GIVEN PROBLEM:
Edit the material below by replacing "chevron-down-icon" with "dropdown-arrow-icon" wherever it appears, leave everything else unchanged, and omit the pictures.

EXCERPTED RECORDS:
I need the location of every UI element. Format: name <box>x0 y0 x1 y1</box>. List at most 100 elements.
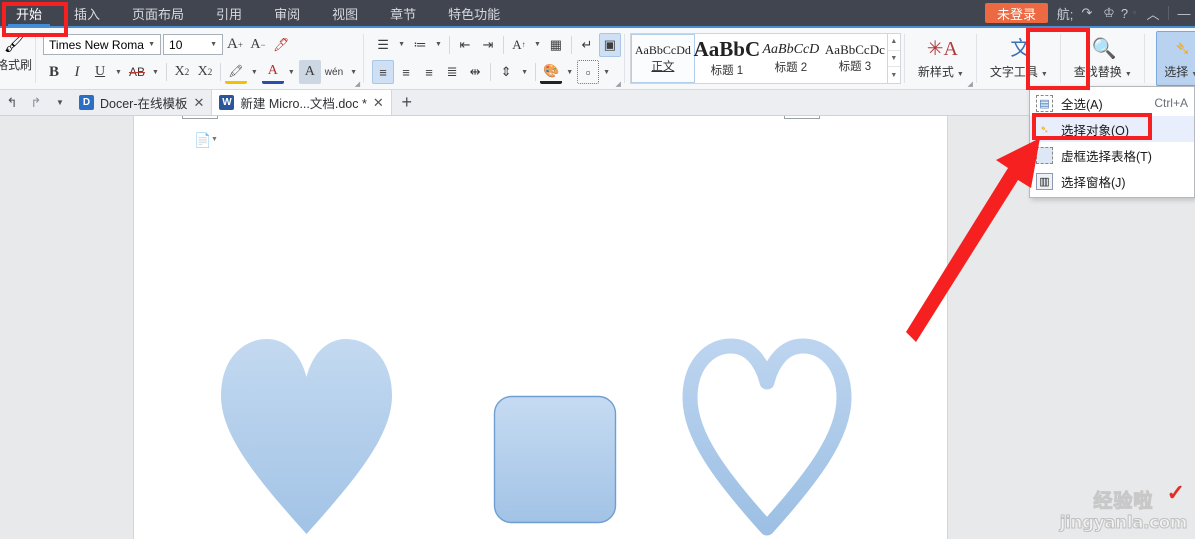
chevron-down-icon[interactable]: ▼ <box>112 69 125 76</box>
ribbon-tab-references[interactable]: 引用 <box>200 0 258 26</box>
ribbon-tab-start[interactable]: 开始 <box>0 0 58 26</box>
rounded-rectangle-shape[interactable] <box>493 395 618 525</box>
line-spacing-icon[interactable]: ⇕ <box>495 60 517 84</box>
font-dialog-launcher[interactable]: ◢ <box>355 80 360 88</box>
align-left-icon[interactable]: ≡ <box>372 60 395 85</box>
italic-button[interactable]: I <box>66 60 88 84</box>
ribbon-tab-insert[interactable]: 插入 <box>58 0 116 26</box>
superscript-button[interactable]: X2 <box>171 60 193 84</box>
style-item-heading2[interactable]: AaBbCcD 标题 2 <box>759 34 823 83</box>
decrease-indent-icon[interactable]: ⇤ <box>454 33 476 57</box>
menu-item-select-all[interactable]: ▤ 全选(A) Ctrl+A <box>1030 90 1194 116</box>
close-icon[interactable]: ✕ <box>373 95 384 111</box>
paragraph-marks-icon[interactable]: ↵ <box>576 33 598 57</box>
style-item-normal[interactable]: AaBbCcDd 正文 <box>630 34 695 83</box>
gallery-scroll-down-button[interactable]: ▼ <box>887 51 900 68</box>
new-tab-button[interactable]: + <box>392 90 422 115</box>
chevron-down-icon[interactable]: ▼ <box>211 136 218 143</box>
font-separator-2 <box>219 63 221 82</box>
chevron-down-icon[interactable]: ▼ <box>563 69 576 76</box>
strikethrough-button[interactable]: AB <box>126 60 148 84</box>
chevron-down-icon[interactable]: ▼ <box>531 41 544 48</box>
increase-indent-icon[interactable]: ⇥ <box>477 33 499 57</box>
gallery-more-button[interactable]: ▼ <box>888 67 900 83</box>
paint-bucket-icon[interactable]: 🎨 <box>540 60 563 85</box>
format-painter-label[interactable]: 格式刷 <box>0 56 32 73</box>
chevron-down-icon[interactable]: ▼ <box>1188 71 1195 78</box>
distribute-icon[interactable]: ⇹ <box>464 60 486 84</box>
document-tab-docer[interactable]: D Docer-在线模板 ✕ <box>72 90 213 115</box>
heart-filled-shape[interactable] <box>219 331 394 536</box>
style-item-heading1[interactable]: AaBbC 标题 1 <box>694 34 761 83</box>
text-shading-button[interactable]: A <box>298 60 321 85</box>
chevron-down-icon[interactable]: ▼ <box>347 69 360 76</box>
ribbon-tab-page-layout[interactable]: 页面布局 <box>116 0 200 26</box>
minimize-button[interactable]: — <box>1173 0 1195 26</box>
find-replace-group: 🔍 查找替换 ▼ <box>1059 28 1144 89</box>
ribbon-tab-sections[interactable]: 章节 <box>374 0 432 26</box>
chevron-down-icon[interactable]: ▼ <box>248 69 261 76</box>
paint-brush-icon[interactable]: 🖌 <box>4 34 26 54</box>
paste-options-icon[interactable]: 📄 <box>194 132 211 149</box>
align-center-icon[interactable]: ≡ <box>395 60 417 84</box>
style-dialog-launcher[interactable]: ◢ <box>967 80 972 88</box>
sort-icon[interactable]: A ↑ <box>508 33 530 57</box>
table-grid-icon[interactable]: ▦ <box>545 33 567 57</box>
clear-format-icon[interactable]: 🖊 <box>270 33 293 57</box>
style-item-heading3[interactable]: AaBbCcDc 标题 3 <box>823 34 887 83</box>
heart-outline-shape[interactable] <box>682 336 852 536</box>
chevron-down-icon[interactable]: ▼ <box>48 90 72 115</box>
chevron-down-icon[interactable]: ▼ <box>285 69 298 76</box>
forward-arrow-icon[interactable]: ↱ <box>24 90 48 115</box>
paragraph-dialog-launcher[interactable]: ◢ <box>616 80 621 88</box>
document-tab-newdoc[interactable]: W 新建 Micro...文档.doc * ✕ <box>212 90 392 115</box>
numbered-list-icon[interactable]: ≔ <box>409 33 431 57</box>
font-family-input[interactable]: Times New Roma ▼ <box>43 34 162 56</box>
document-page[interactable]: 📄 ▼ <box>133 116 948 539</box>
chevron-down-icon[interactable]: ▼ <box>149 69 162 76</box>
back-arrow-icon[interactable]: ↰ <box>0 90 24 115</box>
paragraph-group: ☰ ▼ ≔ ▼ ⇤ ⇥ A ↑ ▼ ▦ ↵ ▣ ≡ ≡ ≡ ≣ ⇹ ⇕ ▼ 🎨 ▼ <box>363 28 624 89</box>
ribbon-tab-review[interactable]: 审阅 <box>258 0 316 26</box>
align-justify-icon[interactable]: ≣ <box>441 60 463 84</box>
font-size-input[interactable]: 10 ▼ <box>163 34 224 56</box>
chevron-down-icon[interactable]: ▼ <box>600 69 613 76</box>
refresh-icon[interactable]: ↷ <box>1076 0 1098 26</box>
doc-layout-icon[interactable]: ▣ <box>598 32 621 57</box>
gallery-scroll-up-button[interactable]: ▲ <box>887 34 900 51</box>
help-icon[interactable]: ? ▼ <box>1120 0 1142 26</box>
bullet-list-icon[interactable]: ☰ <box>372 33 394 57</box>
chevron-down-icon[interactable]: ▼ <box>518 69 531 76</box>
underline-button[interactable]: U <box>89 60 111 84</box>
chevron-down-icon[interactable]: ▼ <box>1122 71 1135 78</box>
ribbon-tab-special[interactable]: 特色功能 <box>432 0 516 26</box>
grow-font-button[interactable]: A + <box>224 33 246 57</box>
align-right-icon[interactable]: ≡ <box>418 60 440 84</box>
chevron-down-icon[interactable]: ▼ <box>207 41 220 48</box>
chevron-down-icon[interactable]: ▼ <box>145 41 158 48</box>
chevron-down-icon[interactable]: ▼ <box>432 41 445 48</box>
shrink-font-button[interactable]: A − <box>247 33 269 57</box>
chevron-down-icon[interactable]: ▼ <box>954 71 967 78</box>
bold-button[interactable]: B <box>43 60 65 84</box>
new-style-button[interactable]: ✳A 新样式 ▼ <box>912 31 973 86</box>
login-button[interactable]: 未登录 <box>984 3 1048 23</box>
pinyin-guide-button[interactable]: wén <box>322 60 346 84</box>
style-gallery-scrollbar[interactable]: ▲ ▼ ▼ <box>886 34 900 83</box>
find-replace-button[interactable]: 🔍 查找替换 ▼ <box>1068 31 1141 86</box>
text-tools-button[interactable]: 文 文字工具 ▼ <box>984 31 1057 86</box>
chevron-down-icon[interactable]: ▼ <box>395 41 408 48</box>
para-sep-3 <box>570 35 572 54</box>
collapse-ribbon-icon[interactable]: ︿ <box>1142 0 1164 26</box>
close-icon[interactable]: ✕ <box>194 95 205 111</box>
shirt-icon[interactable]: ♔ <box>1098 0 1120 26</box>
chevron-down-icon[interactable]: ▼ <box>1038 71 1051 78</box>
select-button[interactable]: ➴ 选择 ▼ <box>1155 31 1195 86</box>
ribbon-tab-view[interactable]: 视图 <box>316 0 374 26</box>
font-group: Times New Roma ▼ 10 ▼ A + A − 🖊 B I U ▼ AB… <box>35 28 363 89</box>
font-color-button[interactable]: A <box>261 60 284 85</box>
highlight-pen-icon[interactable]: 🖍 <box>224 60 247 85</box>
subscript-button[interactable]: X2 <box>194 60 216 84</box>
globe-icon[interactable]: 航; <box>1054 0 1076 26</box>
borders-icon[interactable]: ▫ <box>577 60 600 85</box>
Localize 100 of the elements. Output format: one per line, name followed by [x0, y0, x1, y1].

OUTPUT OF THE TASK:
I need the location of every UI element. Format: name <box>x0 y0 x1 y1</box>. List at most 100 elements.
dropdown-arrow-icon[interactable]: ▼ <box>112 69 125 76</box>
ribbon-tab-references[interactable]: 引用 <box>200 0 258 26</box>
ribbon-tab-start[interactable]: 开始 <box>0 0 58 26</box>
rounded-rectangle-shape[interactable] <box>493 395 618 525</box>
line-spacing-icon[interactable]: ⇕ <box>495 60 517 84</box>
font-dialog-launcher[interactable]: ◢ <box>355 80 360 88</box>
align-left-icon[interactable]: ≡ <box>372 60 395 85</box>
italic-button[interactable]: I <box>66 60 88 84</box>
ribbon-tab-insert[interactable]: 插入 <box>58 0 116 26</box>
superscript-button[interactable]: X2 <box>171 60 193 84</box>
style-item-heading2[interactable]: AaBbCcD 标题 2 <box>759 34 823 83</box>
decrease-indent-icon[interactable]: ⇤ <box>454 33 476 57</box>
menu-item-select-all[interactable]: ▤ 全选(A) Ctrl+A <box>1030 90 1194 116</box>
close-icon[interactable]: ✕ <box>373 95 384 111</box>
paragraph-marks-icon[interactable]: ↵ <box>576 33 598 57</box>
style-item-normal[interactable]: AaBbCcDd 正文 <box>630 34 695 83</box>
gallery-scroll-down-button[interactable]: ▼ <box>887 51 900 68</box>
new-tab-button[interactable]: + <box>392 90 422 115</box>
dropdown-arrow-icon[interactable]: ▼ <box>211 136 218 143</box>
font-separator-2 <box>219 63 221 82</box>
dropdown-arrow-icon[interactable]: ▼ <box>563 69 576 76</box>
strikethrough-button[interactable]: AB <box>126 60 148 84</box>
dropdown-arrow-icon[interactable]: ▼ <box>531 41 544 48</box>
increase-indent-icon[interactable]: ⇥ <box>477 33 499 57</box>
gallery-more-button[interactable]: ▼ <box>888 67 900 83</box>
paint-bucket-icon[interactable]: 🎨 <box>540 60 563 85</box>
format-painter-label[interactable]: 格式刷 <box>0 56 32 73</box>
dropdown-arrow-icon[interactable]: ▼ <box>1188 71 1195 78</box>
distribute-icon[interactable]: ⇹ <box>464 60 486 84</box>
document-tab-docer[interactable]: D Docer-在线模板 ✕ <box>72 90 213 115</box>
heart-filled-shape[interactable] <box>219 331 394 536</box>
style-item-heading1[interactable]: AaBbC 标题 1 <box>694 34 761 83</box>
text-shading-button[interactable]: A <box>298 60 321 85</box>
dropdown-arrow-icon[interactable]: ▼ <box>347 69 360 76</box>
ribbon-tab-page-layout[interactable]: 页面布局 <box>116 0 200 26</box>
minimize-button[interactable]: — <box>1173 0 1195 26</box>
find-replace-group: 🔍 查找替换 ▼ <box>1059 28 1144 89</box>
ribbon-tab-sections[interactable]: 章节 <box>374 0 432 26</box>
dropdown-arrow-icon[interactable]: ▼ <box>248 69 261 76</box>
paint-brush-icon[interactable]: 🖌 <box>4 34 26 54</box>
paste-options-icon[interactable]: 📄 <box>194 132 211 149</box>
align-center-icon[interactable]: ≡ <box>395 60 417 84</box>
style-dialog-launcher[interactable]: ◢ <box>967 80 972 88</box>
sort-icon[interactable]: A ↑ <box>508 33 530 57</box>
table-grid-icon[interactable]: ▦ <box>545 33 567 57</box>
clear-format-icon[interactable]: 🖊 <box>270 33 293 57</box>
style-item-heading3[interactable]: AaBbCcDc 标题 3 <box>823 34 887 83</box>
heart-outline-shape[interactable] <box>682 336 852 536</box>
dropdown-arrow-icon[interactable]: ▼ <box>48 90 72 115</box>
dropdown-arrow-icon[interactable]: ▼ <box>285 69 298 76</box>
forward-arrow-icon[interactable]: ↱ <box>24 90 48 115</box>
paragraph-dialog-launcher[interactable]: ◢ <box>616 80 621 88</box>
document-tab-newdoc[interactable]: W 新建 Micro...文档.doc * ✕ <box>212 90 392 115</box>
numbered-list-icon[interactable]: ≔ <box>409 33 431 57</box>
font-family-input[interactable]: Times New Roma ▼ <box>43 34 162 56</box>
document-page[interactable]: 📄 ▼ <box>133 116 948 539</box>
dropdown-arrow-icon[interactable]: ▼ <box>149 69 162 76</box>
back-arrow-icon[interactable]: ↰ <box>0 90 24 115</box>
paragraph-group: ☰ ▼ ≔ ▼ ⇤ ⇥ A ↑ ▼ ▦ ↵ ▣ ≡ ≡ ≡ ≣ ⇹ ⇕ ▼ 🎨 ▼ <box>363 28 624 89</box>
ribbon-tab-review[interactable]: 审阅 <box>258 0 316 26</box>
align-justify-icon[interactable]: ≣ <box>441 60 463 84</box>
font-size-input[interactable]: 10 ▼ <box>163 34 224 56</box>
dropdown-arrow-icon[interactable]: ▼ <box>600 69 613 76</box>
refresh-icon[interactable]: ↷ <box>1076 0 1098 26</box>
doc-layout-icon[interactable]: ▣ <box>598 32 621 57</box>
gallery-scroll-up-button[interactable]: ▲ <box>887 34 900 51</box>
help-icon[interactable]: ? ▼ <box>1120 0 1142 26</box>
bullet-list-icon[interactable]: ☰ <box>372 33 394 57</box>
dropdown-arrow-icon[interactable]: ▼ <box>518 69 531 76</box>
underline-button[interactable]: U <box>89 60 111 84</box>
dropdown-arrow-icon[interactable]: ▼ <box>1122 71 1135 78</box>
ribbon-tab-special[interactable]: 特色功能 <box>432 0 516 26</box>
grow-font-button[interactable]: A + <box>224 33 246 57</box>
align-right-icon[interactable]: ≡ <box>418 60 440 84</box>
dropdown-arrow-icon[interactable]: ▼ <box>207 41 220 48</box>
dropdown-arrow-icon[interactable]: ▼ <box>145 41 158 48</box>
dropdown-arrow-icon[interactable]: ▼ <box>432 41 445 48</box>
shrink-font-button[interactable]: A − <box>247 33 269 57</box>
dropdown-arrow-icon[interactable]: ▼ <box>954 71 967 78</box>
bold-button[interactable]: B <box>43 60 65 84</box>
new-style-button[interactable]: ✳A 新样式 ▼ <box>912 31 973 86</box>
login-button[interactable]: 未登录 <box>984 3 1048 23</box>
pinyin-guide-button[interactable]: wén <box>322 60 346 84</box>
style-gallery-scrollbar[interactable]: ▲ ▼ ▼ <box>886 34 900 83</box>
find-replace-button[interactable]: 🔍 查找替换 ▼ <box>1068 31 1141 86</box>
text-tools-button[interactable]: 文 文字工具 ▼ <box>984 31 1057 86</box>
dropdown-arrow-icon[interactable]: ▼ <box>395 41 408 48</box>
para-sep-3 <box>570 35 572 54</box>
collapse-ribbon-icon[interactable]: ︿ <box>1142 0 1164 26</box>
close-icon[interactable]: ✕ <box>194 95 205 111</box>
shirt-icon[interactable]: ♔ <box>1098 0 1120 26</box>
dropdown-arrow-icon[interactable]: ▼ <box>1038 71 1051 78</box>
select-button[interactable]: ➴ 选择 ▼ <box>1155 31 1195 86</box>
ribbon-tab-view[interactable]: 视图 <box>316 0 374 26</box>
font-group: Times New Roma ▼ 10 ▼ A + A − 🖊 B I U ▼ AB… <box>35 28 363 89</box>
font-color-button[interactable]: A <box>261 60 284 85</box>
highlight-pen-icon[interactable]: 🖍 <box>224 60 247 85</box>
subscript-button[interactable]: X2 <box>194 60 216 84</box>
globe-icon[interactable]: 航; <box>1054 0 1076 26</box>
borders-icon[interactable]: ▫ <box>577 60 600 85</box>
Localize 100 of the elements. Output format: one per line, name followed by [x0, y0, x1, y1].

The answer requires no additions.